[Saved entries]

_ _ _

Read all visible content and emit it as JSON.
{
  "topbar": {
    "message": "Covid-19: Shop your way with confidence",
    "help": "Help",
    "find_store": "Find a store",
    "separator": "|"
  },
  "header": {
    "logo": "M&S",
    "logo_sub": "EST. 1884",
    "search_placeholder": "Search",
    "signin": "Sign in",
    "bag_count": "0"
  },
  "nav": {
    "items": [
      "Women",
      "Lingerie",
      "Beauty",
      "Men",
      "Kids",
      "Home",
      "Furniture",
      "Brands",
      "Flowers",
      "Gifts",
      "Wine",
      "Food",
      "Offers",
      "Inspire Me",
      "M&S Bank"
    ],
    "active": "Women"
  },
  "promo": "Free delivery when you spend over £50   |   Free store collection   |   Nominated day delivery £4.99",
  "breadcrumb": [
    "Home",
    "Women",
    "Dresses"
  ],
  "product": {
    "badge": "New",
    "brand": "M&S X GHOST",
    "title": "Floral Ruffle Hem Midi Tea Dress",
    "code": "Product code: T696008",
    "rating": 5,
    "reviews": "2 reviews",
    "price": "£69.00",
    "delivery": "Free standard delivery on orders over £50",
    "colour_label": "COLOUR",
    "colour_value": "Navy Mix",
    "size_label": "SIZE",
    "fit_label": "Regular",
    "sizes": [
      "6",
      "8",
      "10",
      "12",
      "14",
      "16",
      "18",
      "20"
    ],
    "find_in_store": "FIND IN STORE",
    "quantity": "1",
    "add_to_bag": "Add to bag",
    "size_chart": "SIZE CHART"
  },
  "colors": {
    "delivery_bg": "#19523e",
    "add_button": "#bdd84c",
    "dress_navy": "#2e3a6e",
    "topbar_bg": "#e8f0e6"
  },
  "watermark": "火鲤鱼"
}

_ _ _

Track down every line holding the string "Free" and copy it.

Full output:
  "promo": "Free delivery when you spend over £50   |   Free store collection   |   Nominated day delivery £4.99",
    "delivery": "Free standard delivery on orders over £50",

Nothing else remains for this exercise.